YOUR OBJECTIVE — Provide only the number of lines where "Solar" occurs.

## Start MATERIAL PROVIDED

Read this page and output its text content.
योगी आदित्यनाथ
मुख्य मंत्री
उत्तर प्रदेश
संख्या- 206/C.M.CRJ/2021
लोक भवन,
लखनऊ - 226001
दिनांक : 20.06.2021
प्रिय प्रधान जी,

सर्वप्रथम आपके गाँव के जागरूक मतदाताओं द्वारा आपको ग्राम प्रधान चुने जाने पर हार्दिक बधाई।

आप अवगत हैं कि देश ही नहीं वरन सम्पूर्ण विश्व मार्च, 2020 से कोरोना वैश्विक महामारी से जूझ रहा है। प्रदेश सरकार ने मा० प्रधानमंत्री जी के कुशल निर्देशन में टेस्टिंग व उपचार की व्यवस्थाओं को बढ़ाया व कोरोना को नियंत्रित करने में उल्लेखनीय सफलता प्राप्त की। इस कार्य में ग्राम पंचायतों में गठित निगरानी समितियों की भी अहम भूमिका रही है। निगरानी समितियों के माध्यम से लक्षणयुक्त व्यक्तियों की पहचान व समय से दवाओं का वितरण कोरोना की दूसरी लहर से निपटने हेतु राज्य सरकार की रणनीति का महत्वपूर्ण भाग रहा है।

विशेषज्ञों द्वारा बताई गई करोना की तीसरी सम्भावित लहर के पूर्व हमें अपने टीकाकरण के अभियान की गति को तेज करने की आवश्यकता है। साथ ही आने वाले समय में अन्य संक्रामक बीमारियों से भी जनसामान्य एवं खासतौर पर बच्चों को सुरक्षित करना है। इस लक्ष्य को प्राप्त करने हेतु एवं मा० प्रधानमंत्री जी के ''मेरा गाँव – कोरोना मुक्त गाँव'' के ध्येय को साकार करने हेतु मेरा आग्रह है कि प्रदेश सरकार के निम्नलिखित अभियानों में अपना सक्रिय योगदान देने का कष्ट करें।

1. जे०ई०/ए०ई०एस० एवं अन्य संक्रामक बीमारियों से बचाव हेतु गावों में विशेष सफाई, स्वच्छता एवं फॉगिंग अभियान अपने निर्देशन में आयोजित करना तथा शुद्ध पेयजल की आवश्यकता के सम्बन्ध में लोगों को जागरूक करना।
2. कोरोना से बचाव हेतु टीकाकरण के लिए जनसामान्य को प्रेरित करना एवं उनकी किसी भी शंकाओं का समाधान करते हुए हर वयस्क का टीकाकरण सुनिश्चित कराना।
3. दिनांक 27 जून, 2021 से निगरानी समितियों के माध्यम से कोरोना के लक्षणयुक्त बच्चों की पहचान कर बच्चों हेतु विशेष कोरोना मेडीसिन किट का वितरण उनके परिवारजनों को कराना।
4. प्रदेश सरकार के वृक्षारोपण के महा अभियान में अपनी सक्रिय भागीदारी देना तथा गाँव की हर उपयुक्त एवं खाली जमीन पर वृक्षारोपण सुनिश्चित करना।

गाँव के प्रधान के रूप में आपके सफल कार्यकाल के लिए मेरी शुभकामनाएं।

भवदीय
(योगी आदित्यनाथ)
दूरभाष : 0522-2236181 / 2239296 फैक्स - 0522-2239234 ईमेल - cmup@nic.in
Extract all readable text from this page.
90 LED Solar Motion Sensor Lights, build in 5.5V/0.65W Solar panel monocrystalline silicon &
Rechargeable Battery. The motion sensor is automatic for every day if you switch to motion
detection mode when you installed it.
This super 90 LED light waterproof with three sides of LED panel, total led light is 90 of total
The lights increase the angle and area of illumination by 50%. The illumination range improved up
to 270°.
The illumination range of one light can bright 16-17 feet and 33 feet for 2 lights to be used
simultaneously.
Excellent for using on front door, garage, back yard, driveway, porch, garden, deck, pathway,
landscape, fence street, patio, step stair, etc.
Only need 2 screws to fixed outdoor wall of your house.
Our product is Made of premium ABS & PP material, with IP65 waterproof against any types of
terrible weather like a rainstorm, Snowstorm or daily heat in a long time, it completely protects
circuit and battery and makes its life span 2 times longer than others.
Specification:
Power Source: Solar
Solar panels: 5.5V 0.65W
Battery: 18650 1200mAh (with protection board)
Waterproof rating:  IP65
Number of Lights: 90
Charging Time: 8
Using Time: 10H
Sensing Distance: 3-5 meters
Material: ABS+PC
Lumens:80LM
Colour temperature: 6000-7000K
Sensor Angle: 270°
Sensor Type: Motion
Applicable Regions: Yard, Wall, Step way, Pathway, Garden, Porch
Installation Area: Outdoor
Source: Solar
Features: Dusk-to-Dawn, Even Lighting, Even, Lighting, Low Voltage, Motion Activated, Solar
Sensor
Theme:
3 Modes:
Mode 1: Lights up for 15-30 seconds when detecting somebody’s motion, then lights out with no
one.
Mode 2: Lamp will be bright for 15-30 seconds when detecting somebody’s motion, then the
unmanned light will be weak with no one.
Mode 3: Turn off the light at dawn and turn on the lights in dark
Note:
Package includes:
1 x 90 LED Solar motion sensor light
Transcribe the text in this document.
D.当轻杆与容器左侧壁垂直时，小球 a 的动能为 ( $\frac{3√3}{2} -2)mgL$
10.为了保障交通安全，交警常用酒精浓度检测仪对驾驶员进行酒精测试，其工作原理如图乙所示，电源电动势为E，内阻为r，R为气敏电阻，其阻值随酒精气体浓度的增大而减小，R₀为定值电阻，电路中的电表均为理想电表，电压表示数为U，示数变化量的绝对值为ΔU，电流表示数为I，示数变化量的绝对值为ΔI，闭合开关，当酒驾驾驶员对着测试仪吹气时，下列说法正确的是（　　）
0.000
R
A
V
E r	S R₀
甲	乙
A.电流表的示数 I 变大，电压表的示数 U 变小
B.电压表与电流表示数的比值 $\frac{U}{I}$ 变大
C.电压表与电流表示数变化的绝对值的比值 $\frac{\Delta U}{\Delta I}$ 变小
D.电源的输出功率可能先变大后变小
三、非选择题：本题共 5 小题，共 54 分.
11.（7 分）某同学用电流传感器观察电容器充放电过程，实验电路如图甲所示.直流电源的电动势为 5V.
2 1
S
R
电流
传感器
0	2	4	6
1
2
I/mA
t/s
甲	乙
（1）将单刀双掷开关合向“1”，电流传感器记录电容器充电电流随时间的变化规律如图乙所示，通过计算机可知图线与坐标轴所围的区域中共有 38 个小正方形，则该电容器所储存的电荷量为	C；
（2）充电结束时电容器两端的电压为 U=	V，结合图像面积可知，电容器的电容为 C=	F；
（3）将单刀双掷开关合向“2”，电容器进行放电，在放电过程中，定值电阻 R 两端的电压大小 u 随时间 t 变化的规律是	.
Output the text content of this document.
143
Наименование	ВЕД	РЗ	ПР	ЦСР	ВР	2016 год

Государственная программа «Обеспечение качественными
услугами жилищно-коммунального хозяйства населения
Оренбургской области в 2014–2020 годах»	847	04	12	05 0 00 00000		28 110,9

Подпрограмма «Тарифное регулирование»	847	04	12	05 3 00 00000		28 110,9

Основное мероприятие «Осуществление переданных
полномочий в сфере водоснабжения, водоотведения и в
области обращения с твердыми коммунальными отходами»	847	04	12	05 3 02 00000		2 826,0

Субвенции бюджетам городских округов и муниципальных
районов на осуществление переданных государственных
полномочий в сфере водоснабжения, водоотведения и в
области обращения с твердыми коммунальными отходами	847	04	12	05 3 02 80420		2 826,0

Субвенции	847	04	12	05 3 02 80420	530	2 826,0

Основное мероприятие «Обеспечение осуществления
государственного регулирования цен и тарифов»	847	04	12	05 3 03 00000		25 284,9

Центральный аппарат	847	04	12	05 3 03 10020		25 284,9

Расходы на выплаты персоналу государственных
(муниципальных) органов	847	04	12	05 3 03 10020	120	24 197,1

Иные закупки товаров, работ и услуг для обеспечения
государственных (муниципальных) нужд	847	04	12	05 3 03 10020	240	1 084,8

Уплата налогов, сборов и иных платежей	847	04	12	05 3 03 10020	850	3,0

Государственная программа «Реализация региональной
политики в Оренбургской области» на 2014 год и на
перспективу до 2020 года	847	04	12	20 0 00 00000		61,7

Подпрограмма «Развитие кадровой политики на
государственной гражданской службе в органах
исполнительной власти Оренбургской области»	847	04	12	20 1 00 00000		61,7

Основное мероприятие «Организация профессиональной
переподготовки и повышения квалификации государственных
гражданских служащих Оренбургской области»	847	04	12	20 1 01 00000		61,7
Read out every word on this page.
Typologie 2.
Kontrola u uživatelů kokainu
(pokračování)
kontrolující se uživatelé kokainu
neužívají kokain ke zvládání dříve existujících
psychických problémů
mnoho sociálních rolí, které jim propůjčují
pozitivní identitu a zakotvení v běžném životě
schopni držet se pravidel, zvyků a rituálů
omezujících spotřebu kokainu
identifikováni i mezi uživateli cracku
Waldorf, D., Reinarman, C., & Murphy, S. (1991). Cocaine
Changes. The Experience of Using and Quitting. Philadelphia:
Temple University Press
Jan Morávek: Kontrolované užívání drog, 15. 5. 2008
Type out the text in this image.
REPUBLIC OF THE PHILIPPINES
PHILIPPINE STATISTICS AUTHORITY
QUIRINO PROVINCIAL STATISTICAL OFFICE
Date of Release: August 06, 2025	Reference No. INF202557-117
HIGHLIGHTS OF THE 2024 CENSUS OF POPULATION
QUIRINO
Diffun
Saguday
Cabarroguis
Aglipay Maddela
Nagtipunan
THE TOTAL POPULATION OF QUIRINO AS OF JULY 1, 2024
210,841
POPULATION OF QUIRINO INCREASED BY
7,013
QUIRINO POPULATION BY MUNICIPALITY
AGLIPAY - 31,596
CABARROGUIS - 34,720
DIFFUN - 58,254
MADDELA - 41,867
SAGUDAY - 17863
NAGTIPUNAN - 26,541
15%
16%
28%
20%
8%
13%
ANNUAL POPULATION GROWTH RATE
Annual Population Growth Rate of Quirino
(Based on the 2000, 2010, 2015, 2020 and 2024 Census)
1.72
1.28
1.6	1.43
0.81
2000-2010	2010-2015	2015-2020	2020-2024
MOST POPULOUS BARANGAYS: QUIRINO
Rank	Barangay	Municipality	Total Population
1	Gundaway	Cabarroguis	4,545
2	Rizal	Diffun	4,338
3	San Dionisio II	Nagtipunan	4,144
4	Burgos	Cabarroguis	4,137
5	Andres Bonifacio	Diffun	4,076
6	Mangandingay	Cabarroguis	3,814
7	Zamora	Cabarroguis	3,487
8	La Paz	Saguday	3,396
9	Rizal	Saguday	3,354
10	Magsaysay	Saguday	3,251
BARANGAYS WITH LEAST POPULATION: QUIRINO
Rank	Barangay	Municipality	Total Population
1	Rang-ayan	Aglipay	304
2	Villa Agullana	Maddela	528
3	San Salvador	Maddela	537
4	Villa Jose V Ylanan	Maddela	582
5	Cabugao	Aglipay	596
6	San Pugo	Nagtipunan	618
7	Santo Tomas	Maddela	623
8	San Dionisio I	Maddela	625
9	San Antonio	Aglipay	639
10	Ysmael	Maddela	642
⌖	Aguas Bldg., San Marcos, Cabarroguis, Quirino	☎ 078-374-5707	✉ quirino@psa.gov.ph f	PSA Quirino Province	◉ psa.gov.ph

## End MATERIAL PROVIDED

COMPLETED EXERCISE — 6